Written exercise: Copy all lines that contain the word "this".

— start Given information —

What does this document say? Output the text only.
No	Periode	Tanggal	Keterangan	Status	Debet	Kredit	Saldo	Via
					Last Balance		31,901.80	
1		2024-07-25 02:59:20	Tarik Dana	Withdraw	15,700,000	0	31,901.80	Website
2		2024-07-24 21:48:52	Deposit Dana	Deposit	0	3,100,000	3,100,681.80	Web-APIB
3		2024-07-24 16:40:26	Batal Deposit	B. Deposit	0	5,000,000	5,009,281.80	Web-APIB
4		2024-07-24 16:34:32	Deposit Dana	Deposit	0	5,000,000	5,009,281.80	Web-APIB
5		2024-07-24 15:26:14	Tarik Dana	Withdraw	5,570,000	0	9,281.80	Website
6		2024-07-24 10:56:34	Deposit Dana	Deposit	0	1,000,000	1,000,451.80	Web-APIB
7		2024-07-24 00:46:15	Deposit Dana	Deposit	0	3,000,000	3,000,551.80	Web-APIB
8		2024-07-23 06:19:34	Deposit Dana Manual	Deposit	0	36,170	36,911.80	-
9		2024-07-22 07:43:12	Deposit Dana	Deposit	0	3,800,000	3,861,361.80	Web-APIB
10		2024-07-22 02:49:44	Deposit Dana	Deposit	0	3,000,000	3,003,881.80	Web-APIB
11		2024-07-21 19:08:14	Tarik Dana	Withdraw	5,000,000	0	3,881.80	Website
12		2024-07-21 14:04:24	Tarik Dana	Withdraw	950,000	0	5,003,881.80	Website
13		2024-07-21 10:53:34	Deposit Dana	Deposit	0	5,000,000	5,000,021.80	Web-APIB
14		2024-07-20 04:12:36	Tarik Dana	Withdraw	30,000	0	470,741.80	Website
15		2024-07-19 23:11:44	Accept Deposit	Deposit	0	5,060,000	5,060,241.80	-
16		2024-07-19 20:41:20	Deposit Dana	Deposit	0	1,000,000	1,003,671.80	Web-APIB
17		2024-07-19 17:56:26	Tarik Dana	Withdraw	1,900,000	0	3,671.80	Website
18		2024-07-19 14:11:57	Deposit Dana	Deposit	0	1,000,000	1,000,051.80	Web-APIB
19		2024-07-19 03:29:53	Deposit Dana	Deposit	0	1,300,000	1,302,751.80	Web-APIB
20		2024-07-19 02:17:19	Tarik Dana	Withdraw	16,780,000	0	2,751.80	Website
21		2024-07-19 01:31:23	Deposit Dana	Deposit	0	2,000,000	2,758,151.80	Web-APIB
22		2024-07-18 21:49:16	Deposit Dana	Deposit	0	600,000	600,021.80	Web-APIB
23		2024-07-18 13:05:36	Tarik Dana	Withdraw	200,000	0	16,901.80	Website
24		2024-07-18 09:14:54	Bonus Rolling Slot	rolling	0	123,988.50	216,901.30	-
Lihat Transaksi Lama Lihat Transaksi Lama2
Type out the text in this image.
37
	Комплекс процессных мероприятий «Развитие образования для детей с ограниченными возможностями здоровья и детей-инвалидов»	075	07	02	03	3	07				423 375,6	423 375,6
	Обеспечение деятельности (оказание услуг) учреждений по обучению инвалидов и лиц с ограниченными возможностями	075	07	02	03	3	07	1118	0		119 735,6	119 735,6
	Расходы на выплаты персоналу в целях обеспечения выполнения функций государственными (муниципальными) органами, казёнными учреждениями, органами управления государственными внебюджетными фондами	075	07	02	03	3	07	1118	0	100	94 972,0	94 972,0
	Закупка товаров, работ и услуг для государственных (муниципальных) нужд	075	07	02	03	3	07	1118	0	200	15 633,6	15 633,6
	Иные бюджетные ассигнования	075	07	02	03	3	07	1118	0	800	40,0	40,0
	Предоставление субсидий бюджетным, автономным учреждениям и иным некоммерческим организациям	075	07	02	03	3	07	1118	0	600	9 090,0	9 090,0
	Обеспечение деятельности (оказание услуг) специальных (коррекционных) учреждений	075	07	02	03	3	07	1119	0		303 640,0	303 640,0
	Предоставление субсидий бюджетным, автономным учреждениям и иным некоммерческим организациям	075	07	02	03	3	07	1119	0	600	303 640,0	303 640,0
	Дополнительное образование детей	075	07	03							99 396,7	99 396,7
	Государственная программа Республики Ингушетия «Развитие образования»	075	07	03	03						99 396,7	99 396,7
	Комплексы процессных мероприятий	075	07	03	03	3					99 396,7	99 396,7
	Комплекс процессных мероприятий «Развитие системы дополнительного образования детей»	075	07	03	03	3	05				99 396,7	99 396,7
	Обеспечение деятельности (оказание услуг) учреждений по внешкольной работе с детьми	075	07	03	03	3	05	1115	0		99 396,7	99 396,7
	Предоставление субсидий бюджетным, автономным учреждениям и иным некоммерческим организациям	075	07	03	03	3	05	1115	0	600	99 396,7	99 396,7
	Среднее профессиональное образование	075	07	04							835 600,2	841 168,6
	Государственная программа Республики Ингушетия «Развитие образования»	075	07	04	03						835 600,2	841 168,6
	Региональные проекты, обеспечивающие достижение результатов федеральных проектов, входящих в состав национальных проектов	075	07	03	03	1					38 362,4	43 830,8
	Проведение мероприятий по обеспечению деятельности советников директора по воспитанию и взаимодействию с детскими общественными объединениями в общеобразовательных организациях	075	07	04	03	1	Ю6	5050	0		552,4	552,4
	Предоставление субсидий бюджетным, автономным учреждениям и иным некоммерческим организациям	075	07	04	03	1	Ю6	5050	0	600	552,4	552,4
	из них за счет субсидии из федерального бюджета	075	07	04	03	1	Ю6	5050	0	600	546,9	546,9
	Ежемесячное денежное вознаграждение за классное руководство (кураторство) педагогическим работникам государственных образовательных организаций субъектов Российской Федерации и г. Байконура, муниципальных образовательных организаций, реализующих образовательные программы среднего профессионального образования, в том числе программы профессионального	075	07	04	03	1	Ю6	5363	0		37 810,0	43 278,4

— end Given information —

Task response:
What does this document say? Output the text only.
Type out the text in this image.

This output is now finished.